EXERCISE DETAILS | Work out how many lines of the records hold the string "Concepts", and reply with that number alone.

Start

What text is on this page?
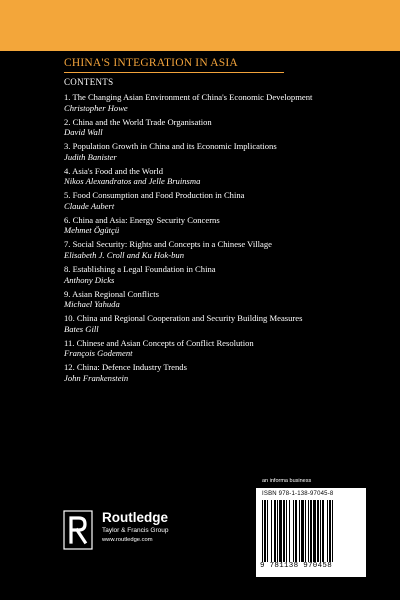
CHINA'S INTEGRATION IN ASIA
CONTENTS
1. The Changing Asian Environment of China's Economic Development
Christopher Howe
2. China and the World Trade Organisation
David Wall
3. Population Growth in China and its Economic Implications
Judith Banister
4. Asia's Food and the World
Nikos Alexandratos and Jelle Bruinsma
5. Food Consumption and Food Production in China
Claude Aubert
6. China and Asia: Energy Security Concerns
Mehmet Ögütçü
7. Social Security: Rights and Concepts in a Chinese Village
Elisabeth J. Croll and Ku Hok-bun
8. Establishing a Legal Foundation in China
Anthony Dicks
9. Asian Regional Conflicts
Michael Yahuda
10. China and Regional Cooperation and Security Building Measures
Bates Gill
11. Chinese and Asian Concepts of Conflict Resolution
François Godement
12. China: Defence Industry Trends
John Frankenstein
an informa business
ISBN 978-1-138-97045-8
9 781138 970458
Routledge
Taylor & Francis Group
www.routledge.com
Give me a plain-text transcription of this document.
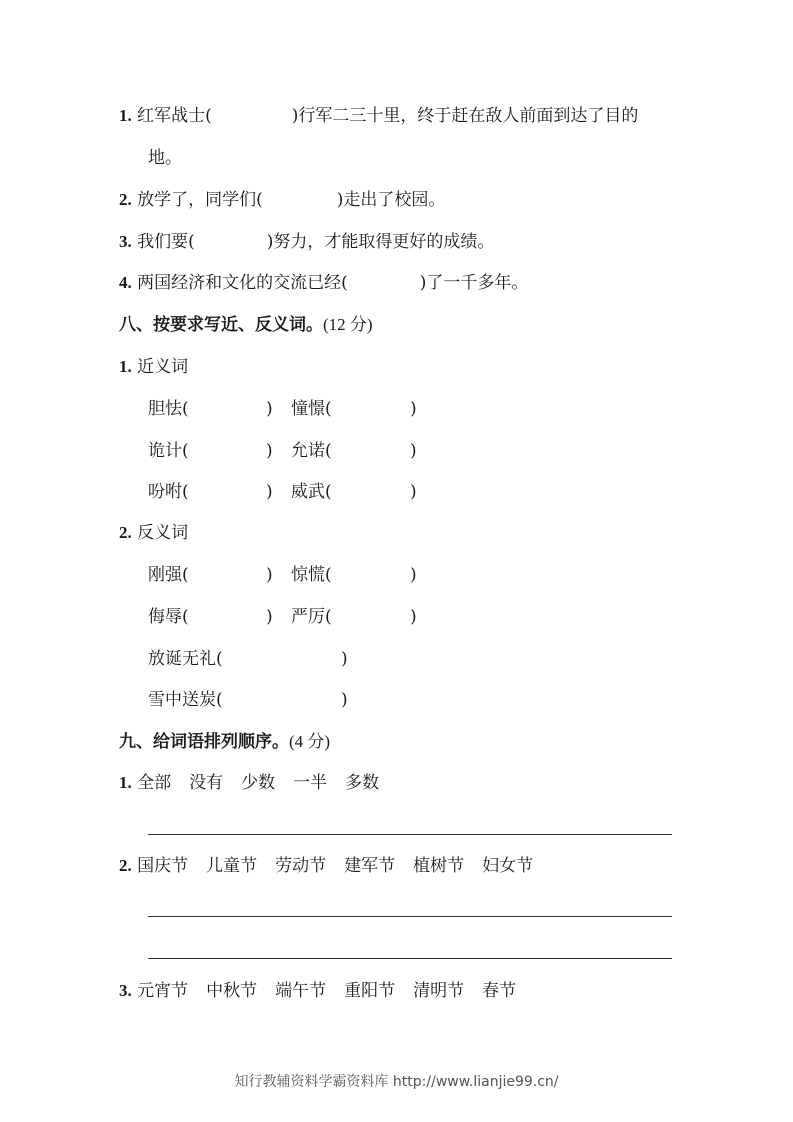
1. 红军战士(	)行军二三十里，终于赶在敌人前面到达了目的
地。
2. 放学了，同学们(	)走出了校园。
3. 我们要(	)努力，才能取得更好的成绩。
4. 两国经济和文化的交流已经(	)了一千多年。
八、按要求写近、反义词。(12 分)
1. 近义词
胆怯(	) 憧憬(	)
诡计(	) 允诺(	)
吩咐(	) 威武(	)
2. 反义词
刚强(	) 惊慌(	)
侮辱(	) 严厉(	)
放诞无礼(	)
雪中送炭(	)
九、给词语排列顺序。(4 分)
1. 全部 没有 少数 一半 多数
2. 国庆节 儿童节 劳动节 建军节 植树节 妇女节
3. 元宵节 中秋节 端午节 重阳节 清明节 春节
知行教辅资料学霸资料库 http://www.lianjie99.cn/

End

ANSWER TO THE PROBLEM | 2